## THE REQUEST
Set down, in full, every record in the block.

## STORED DATA
......
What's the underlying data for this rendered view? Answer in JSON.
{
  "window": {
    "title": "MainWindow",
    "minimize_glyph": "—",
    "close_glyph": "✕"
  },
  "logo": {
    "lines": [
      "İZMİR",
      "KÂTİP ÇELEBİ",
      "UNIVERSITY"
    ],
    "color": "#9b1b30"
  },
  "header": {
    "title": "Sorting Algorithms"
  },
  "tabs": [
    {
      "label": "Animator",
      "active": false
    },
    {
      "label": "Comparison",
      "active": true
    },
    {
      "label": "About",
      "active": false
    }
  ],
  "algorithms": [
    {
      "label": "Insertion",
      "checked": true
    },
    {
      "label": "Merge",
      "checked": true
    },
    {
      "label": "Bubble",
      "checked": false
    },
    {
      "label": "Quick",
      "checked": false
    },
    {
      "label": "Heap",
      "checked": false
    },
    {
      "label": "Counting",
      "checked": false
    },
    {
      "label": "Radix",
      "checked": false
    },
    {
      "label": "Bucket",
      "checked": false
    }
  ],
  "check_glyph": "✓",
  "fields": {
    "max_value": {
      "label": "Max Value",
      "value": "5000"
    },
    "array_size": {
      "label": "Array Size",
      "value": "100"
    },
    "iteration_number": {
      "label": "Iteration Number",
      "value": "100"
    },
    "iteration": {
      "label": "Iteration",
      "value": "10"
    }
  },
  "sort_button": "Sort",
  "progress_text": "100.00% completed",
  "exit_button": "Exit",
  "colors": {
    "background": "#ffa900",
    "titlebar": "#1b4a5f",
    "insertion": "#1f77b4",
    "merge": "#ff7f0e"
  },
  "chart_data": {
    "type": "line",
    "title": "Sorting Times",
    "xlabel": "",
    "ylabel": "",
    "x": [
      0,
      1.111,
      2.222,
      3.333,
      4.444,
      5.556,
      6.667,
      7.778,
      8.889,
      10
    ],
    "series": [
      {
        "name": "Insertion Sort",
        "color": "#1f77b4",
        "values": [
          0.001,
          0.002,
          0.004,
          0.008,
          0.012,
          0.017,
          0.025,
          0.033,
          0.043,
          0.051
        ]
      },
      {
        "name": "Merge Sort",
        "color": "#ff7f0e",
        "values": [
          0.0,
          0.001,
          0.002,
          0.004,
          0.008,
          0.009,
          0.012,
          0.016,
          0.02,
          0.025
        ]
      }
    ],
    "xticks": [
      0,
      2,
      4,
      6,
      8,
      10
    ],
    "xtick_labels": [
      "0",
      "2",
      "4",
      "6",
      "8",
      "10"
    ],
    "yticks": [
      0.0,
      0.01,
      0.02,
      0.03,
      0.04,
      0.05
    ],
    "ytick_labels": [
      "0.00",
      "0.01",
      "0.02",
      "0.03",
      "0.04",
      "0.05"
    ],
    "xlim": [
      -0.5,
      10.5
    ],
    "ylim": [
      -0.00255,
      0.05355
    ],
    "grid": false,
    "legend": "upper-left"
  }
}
......
## RESULT
What's the underlying data for this rendered view? Answer in JSON.
{
  "window": {
    "title": "MainWindow",
    "minimize_glyph": "—",
    "close_glyph": "✕"
  },
  "logo": {
    "lines": [
      "İZMİR",
      "KÂTİP ÇELEBİ",
      "UNIVERSITY"
    ],
    "color": "#9b1b30"
  },
  "header": {
    "title": "Sorting Algorithms"
  },
  "tabs": [
    {
      "label": "Animator",
      "active": false
    },
    {
      "label": "Comparison",
      "active": true
    },
    {
      "label": "About",
      "active": false
    }
  ],
  "algorithms": [
    {
      "label": "Insertion",
      "checked": true
    },
    {
      "label": "Merge",
      "checked": true
    },
    {
      "label": "Bubble",
      "checked": false
    },
    {
      "label": "Quick",
      "checked": false
    },
    {
      "label": "Heap",
      "checked": false
    },
    {
      "label": "Counting",
      "checked": false
    },
    {
      "label": "Radix",
      "checked": false
    },
    {
      "label": "Bucket",
      "checked": false
    }
  ],
  "check_glyph": "✓",
  "fields": {
    "max_value": {
      "label": "Max Value",
      "value": "5000"
    },
    "array_size": {
      "label": "Array Size",
      "value": "100"
    },
    "iteration_number": {
      "label": "Iteration Number",
      "value": "100"
    },
    "iteration": {
      "label": "Iteration",
      "value": "10"
    }
  },
  "sort_button": "Sort",
  "progress_text": "100.00% completed",
  "exit_button": "Exit",
  "colors": {
    "background": "#ffa900",
    "titlebar": "#1b4a5f",
    "insertion": "#1f77b4",
    "merge": "#ff7f0e"
  },
  "chart_data": {
    "type": "line",
    "title": "Sorting Times",
    "xlabel": "",
    "ylabel": "",
    "x": [
      0,
      1.111,
      2.222,
      3.333,
      4.444,
      5.556,
      6.667,
      7.778,
      8.889,
      10
    ],
    "series": [
      {
        "name": "Insertion Sort",
        "color": "#1f77b4",
        "values": [
          0.001,
          0.002,
          0.004,
          0.008,
          0.012,
          0.017,
          0.025,
          0.033,
          0.043,
          0.051
        ]
      },
      {
        "name": "Merge Sort",
        "color": "#ff7f0e",
        "values": [
          0.0,
          0.001,
          0.002,
          0.004,
          0.008,
          0.009,
          0.012,
          0.016,
          0.02,
          0.025
        ]
      }
    ],
    "xticks": [
      0,
      2,
      4,
      6,
      8,
      10
    ],
    "xtick_labels": [
      "0",
      "2",
      "4",
      "6",
      "8",
      "10"
    ],
    "yticks": [
      0.0,
      0.01,
      0.02,
      0.03,
      0.04,
      0.05
    ],
    "ytick_labels": [
      "0.00",
      "0.01",
      "0.02",
      "0.03",
      "0.04",
      "0.05"
    ],
    "xlim": [
      -0.5,
      10.5
    ],
    "ylim": [
      -0.00255,
      0.05355
    ],
    "grid": false,
    "legend": "upper-left"
  }
}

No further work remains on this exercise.